→ **Job**: Determine how many lines contain the string "Windows" and reply with that number alone.

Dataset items

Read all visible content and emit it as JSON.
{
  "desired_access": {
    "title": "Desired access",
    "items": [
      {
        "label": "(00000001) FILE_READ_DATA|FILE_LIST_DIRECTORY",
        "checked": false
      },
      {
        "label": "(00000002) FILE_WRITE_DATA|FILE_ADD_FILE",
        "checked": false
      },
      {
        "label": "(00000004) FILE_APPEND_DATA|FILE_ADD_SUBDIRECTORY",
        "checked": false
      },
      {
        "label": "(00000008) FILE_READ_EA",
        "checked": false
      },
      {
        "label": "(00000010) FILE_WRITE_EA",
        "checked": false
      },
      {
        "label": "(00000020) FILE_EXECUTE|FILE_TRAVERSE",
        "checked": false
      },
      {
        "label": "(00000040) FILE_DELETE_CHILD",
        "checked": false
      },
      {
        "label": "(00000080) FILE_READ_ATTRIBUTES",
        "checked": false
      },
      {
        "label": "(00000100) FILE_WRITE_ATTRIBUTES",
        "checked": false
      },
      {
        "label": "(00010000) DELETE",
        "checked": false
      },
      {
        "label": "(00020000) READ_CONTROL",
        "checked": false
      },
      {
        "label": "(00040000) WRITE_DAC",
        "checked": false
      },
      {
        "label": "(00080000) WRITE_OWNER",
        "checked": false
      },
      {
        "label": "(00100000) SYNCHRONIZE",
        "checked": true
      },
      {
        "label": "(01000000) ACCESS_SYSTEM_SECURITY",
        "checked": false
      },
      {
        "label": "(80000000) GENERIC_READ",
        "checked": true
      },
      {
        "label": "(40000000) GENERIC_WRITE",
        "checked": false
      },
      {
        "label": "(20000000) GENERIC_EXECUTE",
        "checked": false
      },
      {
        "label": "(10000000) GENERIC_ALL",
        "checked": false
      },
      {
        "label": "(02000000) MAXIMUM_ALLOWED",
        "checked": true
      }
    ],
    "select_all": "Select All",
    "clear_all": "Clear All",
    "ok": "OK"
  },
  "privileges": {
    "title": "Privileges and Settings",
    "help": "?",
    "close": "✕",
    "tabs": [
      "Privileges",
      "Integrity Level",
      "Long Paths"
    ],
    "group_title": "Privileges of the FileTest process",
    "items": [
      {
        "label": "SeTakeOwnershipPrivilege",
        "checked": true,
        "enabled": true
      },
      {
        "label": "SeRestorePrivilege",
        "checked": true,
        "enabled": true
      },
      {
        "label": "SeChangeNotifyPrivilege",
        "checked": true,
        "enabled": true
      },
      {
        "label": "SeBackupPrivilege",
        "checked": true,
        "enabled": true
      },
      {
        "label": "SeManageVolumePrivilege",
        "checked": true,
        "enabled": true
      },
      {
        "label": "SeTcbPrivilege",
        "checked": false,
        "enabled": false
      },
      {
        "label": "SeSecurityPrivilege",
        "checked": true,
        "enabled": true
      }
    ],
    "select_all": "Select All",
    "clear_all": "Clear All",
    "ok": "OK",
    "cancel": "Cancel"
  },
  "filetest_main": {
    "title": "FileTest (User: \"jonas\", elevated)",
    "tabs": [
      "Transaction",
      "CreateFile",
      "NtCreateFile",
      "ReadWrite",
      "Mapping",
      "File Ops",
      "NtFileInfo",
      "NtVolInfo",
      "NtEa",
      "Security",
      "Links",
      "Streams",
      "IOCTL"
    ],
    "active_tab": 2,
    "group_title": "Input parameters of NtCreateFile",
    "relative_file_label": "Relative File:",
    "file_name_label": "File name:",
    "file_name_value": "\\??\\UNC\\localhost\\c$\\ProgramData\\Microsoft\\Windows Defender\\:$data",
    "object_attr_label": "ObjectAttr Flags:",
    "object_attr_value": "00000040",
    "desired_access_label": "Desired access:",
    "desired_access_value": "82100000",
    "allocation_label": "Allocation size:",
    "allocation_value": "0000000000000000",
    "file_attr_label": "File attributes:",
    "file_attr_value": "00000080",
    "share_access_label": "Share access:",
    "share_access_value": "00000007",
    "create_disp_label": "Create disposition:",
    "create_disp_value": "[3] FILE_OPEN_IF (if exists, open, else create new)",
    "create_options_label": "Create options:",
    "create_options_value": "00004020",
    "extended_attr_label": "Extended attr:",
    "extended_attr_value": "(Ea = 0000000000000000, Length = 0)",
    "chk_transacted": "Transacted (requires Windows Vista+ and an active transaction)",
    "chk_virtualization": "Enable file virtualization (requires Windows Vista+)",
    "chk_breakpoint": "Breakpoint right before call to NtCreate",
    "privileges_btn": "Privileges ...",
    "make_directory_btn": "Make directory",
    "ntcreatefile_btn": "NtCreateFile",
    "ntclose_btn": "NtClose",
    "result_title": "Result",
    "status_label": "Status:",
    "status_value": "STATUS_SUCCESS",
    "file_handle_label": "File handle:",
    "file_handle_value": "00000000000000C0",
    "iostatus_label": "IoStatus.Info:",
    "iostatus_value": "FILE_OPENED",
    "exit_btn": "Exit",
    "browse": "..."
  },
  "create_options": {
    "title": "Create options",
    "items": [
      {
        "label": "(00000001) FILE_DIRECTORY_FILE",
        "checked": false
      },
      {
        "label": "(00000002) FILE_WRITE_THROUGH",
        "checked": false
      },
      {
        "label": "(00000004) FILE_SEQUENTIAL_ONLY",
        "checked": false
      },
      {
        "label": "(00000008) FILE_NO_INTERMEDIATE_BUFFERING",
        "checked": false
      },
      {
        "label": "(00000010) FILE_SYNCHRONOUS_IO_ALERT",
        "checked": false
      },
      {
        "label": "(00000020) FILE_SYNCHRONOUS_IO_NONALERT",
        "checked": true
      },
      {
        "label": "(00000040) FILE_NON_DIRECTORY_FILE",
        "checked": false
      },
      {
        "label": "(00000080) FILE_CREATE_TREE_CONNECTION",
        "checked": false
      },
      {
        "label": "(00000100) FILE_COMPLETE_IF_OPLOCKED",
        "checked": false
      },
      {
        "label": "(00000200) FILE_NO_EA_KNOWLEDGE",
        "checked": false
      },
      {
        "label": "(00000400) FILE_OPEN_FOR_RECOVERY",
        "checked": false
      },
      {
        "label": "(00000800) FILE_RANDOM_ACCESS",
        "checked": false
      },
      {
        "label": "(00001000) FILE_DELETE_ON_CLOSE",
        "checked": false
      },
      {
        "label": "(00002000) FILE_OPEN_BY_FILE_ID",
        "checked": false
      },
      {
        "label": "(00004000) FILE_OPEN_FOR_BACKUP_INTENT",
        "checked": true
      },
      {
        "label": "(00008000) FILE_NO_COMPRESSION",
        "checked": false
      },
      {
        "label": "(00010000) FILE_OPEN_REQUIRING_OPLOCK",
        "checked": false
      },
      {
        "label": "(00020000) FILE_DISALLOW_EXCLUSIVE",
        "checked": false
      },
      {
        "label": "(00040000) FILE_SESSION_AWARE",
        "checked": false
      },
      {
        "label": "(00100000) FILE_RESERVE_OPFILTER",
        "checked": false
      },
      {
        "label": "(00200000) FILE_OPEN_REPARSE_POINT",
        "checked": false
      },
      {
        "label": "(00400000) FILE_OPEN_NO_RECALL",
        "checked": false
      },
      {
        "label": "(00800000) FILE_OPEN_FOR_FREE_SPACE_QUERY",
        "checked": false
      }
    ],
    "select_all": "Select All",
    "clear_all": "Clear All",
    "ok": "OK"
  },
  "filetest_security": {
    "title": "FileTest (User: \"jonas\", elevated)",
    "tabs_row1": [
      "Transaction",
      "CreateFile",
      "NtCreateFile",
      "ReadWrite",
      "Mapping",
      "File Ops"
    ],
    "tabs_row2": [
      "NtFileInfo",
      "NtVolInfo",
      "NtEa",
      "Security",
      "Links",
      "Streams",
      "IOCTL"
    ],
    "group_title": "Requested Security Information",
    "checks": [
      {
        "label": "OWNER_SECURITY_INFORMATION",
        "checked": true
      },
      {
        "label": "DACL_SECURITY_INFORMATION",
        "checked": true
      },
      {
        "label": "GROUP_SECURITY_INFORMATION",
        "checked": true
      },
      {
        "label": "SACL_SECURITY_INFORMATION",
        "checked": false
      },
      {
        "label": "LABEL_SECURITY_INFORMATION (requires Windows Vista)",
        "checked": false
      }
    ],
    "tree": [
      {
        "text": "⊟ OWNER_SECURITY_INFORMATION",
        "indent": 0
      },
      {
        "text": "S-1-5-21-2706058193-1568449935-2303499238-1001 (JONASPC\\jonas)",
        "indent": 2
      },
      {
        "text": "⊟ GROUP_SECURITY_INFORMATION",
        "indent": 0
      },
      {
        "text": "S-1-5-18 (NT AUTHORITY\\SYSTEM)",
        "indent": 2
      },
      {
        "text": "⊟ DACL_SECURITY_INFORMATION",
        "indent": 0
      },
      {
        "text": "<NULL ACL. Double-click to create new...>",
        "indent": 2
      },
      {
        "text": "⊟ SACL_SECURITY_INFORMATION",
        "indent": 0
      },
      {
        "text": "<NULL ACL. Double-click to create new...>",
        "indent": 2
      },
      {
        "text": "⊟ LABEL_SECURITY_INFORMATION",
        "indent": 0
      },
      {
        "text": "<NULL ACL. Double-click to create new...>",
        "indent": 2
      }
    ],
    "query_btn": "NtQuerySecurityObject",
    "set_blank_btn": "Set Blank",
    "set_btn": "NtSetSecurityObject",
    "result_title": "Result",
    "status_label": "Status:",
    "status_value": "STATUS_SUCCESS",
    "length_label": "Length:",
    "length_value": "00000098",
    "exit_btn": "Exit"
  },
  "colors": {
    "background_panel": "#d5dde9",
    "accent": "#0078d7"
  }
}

→ **Output below**: 4